Exercise directions
Of the lines in these entries, how many contain the string "marker"? Give the number and nothing else.

(Figure content listings)
****************

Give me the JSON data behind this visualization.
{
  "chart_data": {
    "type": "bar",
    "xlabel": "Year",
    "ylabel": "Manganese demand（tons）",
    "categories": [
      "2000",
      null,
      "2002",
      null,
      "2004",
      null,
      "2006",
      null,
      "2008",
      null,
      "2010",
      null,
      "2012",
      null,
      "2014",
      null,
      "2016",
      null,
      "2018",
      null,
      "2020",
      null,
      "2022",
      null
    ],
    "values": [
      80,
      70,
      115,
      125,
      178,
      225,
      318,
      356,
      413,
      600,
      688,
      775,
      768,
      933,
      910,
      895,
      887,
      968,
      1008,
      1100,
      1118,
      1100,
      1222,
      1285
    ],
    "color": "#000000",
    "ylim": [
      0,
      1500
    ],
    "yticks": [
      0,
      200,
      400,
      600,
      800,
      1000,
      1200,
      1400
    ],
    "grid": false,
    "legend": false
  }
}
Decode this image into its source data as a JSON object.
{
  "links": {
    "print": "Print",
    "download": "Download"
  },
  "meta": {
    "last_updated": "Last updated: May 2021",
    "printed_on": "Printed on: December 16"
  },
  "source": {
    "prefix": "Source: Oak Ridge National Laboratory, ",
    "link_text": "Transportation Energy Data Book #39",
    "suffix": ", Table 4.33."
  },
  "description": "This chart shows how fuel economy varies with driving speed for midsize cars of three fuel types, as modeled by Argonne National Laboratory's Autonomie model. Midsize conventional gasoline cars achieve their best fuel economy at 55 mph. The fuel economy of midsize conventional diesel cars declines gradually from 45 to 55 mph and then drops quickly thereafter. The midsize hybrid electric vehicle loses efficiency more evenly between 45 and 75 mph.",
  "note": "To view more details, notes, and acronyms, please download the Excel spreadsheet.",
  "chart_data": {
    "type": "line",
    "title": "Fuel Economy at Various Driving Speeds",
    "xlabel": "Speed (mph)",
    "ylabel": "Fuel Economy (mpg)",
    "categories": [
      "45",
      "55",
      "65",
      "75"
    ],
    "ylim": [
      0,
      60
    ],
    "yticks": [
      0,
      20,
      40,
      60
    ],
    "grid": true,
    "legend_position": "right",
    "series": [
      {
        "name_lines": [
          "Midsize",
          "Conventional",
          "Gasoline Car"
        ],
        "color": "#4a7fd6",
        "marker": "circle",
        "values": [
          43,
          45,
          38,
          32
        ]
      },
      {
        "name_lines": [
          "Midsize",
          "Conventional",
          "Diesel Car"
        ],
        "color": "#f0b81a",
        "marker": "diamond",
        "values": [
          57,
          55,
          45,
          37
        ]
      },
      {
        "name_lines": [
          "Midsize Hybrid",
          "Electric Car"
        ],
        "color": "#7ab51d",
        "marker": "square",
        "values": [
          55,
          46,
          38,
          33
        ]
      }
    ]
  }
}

****************

Output for this task
3